(Data extracts)
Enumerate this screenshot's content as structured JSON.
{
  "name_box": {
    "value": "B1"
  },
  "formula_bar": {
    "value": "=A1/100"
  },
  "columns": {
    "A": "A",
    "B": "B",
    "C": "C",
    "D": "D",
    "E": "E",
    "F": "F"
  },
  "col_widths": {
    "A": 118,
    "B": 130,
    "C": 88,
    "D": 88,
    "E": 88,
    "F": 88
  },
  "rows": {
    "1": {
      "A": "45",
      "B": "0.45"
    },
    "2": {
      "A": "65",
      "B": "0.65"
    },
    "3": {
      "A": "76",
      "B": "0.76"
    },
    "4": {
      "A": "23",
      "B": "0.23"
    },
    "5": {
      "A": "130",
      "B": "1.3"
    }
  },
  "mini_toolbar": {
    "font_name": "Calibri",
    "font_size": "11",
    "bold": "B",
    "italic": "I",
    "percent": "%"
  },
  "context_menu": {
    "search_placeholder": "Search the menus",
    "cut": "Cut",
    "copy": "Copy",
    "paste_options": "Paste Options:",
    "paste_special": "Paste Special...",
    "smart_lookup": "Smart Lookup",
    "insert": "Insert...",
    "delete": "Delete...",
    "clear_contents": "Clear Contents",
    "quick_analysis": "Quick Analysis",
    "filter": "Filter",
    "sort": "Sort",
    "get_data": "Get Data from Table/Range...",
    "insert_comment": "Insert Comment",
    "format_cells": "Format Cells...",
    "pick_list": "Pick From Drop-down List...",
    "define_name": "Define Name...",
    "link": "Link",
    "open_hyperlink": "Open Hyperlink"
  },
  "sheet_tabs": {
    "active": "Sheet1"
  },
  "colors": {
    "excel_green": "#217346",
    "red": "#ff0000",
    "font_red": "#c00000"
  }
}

(Task goal)
Please return all of the entries above, exactly and completely.

(Answer space)
Enumerate this screenshot's content as structured JSON.
{
  "name_box": {
    "value": "B1"
  },
  "formula_bar": {
    "value": "=A1/100"
  },
  "columns": {
    "A": "A",
    "B": "B",
    "C": "C",
    "D": "D",
    "E": "E",
    "F": "F"
  },
  "col_widths": {
    "A": 118,
    "B": 130,
    "C": 88,
    "D": 88,
    "E": 88,
    "F": 88
  },
  "rows": {
    "1": {
      "A": "45",
      "B": "0.45"
    },
    "2": {
      "A": "65",
      "B": "0.65"
    },
    "3": {
      "A": "76",
      "B": "0.76"
    },
    "4": {
      "A": "23",
      "B": "0.23"
    },
    "5": {
      "A": "130",
      "B": "1.3"
    }
  },
  "mini_toolbar": {
    "font_name": "Calibri",
    "font_size": "11",
    "bold": "B",
    "italic": "I",
    "percent": "%"
  },
  "context_menu": {
    "search_placeholder": "Search the menus",
    "cut": "Cut",
    "copy": "Copy",
    "paste_options": "Paste Options:",
    "paste_special": "Paste Special...",
    "smart_lookup": "Smart Lookup",
    "insert": "Insert...",
    "delete": "Delete...",
    "clear_contents": "Clear Contents",
    "quick_analysis": "Quick Analysis",
    "filter": "Filter",
    "sort": "Sort",
    "get_data": "Get Data from Table/Range...",
    "insert_comment": "Insert Comment",
    "format_cells": "Format Cells...",
    "pick_list": "Pick From Drop-down List...",
    "define_name": "Define Name...",
    "link": "Link",
    "open_hyperlink": "Open Hyperlink"
  },
  "sheet_tabs": {
    "active": "Sheet1"
  },
  "colors": {
    "excel_green": "#217346",
    "red": "#ff0000",
    "font_red": "#c00000"
  }
}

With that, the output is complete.